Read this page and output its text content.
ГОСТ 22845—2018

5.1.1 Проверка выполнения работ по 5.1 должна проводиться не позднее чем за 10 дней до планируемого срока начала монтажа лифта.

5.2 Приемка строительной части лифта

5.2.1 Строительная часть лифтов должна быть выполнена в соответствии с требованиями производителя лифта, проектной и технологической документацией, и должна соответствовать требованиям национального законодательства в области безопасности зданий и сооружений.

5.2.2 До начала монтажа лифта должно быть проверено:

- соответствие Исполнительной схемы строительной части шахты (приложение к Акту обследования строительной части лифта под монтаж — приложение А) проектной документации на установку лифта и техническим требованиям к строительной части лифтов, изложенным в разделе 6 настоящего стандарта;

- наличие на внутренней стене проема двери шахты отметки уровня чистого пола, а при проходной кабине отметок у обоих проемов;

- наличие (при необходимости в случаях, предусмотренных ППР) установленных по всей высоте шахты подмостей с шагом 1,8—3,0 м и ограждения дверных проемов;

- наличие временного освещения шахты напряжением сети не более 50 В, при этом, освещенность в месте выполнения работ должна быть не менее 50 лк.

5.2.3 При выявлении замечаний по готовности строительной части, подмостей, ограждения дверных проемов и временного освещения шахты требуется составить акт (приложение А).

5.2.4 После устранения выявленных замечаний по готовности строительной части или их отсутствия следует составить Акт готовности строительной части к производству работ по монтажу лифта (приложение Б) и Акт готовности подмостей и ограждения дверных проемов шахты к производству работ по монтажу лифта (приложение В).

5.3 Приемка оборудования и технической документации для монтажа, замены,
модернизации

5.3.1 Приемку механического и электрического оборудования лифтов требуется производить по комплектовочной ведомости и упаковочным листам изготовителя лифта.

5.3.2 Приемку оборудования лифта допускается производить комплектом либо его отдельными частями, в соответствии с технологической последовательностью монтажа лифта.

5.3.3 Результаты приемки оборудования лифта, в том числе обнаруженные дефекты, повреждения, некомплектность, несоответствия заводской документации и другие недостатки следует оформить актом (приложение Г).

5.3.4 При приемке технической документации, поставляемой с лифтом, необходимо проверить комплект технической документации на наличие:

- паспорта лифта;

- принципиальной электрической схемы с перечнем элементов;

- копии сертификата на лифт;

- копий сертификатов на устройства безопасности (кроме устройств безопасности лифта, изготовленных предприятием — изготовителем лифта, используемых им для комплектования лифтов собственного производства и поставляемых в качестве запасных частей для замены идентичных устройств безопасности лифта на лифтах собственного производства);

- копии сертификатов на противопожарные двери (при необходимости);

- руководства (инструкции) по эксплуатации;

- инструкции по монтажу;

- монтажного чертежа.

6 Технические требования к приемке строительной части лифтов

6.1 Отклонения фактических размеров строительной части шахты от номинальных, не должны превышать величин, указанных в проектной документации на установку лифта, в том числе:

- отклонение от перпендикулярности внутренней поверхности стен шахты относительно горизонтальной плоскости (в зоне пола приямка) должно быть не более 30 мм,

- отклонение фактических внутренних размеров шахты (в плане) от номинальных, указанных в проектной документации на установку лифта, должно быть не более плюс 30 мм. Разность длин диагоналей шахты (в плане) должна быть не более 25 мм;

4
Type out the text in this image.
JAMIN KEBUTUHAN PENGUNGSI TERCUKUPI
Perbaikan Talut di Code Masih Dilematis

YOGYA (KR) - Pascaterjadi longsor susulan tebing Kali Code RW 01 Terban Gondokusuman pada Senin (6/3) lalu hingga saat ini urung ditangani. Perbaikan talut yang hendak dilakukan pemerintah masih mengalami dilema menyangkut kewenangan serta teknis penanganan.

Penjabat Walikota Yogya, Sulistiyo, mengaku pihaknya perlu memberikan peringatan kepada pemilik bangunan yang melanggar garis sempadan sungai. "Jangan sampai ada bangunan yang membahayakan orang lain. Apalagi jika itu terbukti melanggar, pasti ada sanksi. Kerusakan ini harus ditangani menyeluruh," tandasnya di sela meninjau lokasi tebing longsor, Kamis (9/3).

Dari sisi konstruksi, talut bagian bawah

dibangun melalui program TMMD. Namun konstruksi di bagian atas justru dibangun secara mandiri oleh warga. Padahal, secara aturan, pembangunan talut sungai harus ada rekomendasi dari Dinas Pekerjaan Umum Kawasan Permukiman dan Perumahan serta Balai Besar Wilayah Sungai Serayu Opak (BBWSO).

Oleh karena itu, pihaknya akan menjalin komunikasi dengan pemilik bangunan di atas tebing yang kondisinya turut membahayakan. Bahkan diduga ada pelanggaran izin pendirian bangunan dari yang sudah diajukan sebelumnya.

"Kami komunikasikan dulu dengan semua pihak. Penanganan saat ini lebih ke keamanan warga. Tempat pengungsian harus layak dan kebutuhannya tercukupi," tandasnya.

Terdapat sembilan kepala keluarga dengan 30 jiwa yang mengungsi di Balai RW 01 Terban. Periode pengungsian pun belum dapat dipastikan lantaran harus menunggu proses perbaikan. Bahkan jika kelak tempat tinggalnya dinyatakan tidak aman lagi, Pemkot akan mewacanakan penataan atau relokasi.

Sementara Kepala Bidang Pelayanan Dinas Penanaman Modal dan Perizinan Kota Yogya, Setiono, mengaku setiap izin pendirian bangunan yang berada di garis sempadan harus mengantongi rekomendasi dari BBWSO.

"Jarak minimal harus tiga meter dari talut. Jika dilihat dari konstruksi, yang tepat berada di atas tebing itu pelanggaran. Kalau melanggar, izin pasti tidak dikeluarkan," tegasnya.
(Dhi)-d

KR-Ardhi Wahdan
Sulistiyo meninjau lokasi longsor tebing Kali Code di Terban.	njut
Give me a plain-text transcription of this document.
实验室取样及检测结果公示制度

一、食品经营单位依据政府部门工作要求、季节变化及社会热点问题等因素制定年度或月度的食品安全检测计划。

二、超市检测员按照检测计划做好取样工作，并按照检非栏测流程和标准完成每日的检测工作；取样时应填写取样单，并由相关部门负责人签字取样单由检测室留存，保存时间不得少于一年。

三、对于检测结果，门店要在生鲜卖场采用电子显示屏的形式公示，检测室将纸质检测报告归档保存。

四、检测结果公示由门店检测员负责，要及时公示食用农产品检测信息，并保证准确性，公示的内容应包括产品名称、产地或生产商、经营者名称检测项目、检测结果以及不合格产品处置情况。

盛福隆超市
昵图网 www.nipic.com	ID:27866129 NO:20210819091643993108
# # # # # # #
Take each line containing the string "meninjau" and copy it out.

Penjabat Walikota Yogya, Sulistiyo, mengaku pihaknya perlu memberikan peringatan kepada pemilik bangunan yang melanggar garis sempadan sungai. "Jangan sampai ada bangunan yang membahayakan orang lain. Apalagi jika itu terbukti melanggar, pasti ada sanksi. Kerusakan ini harus ditangani menyeluruh," tandasnya di sela meninjau lokasi tebing longsor, Kamis (9/3).
Sulistiyo meninjau lokasi longsor tebing Kali Code di Terban.	njut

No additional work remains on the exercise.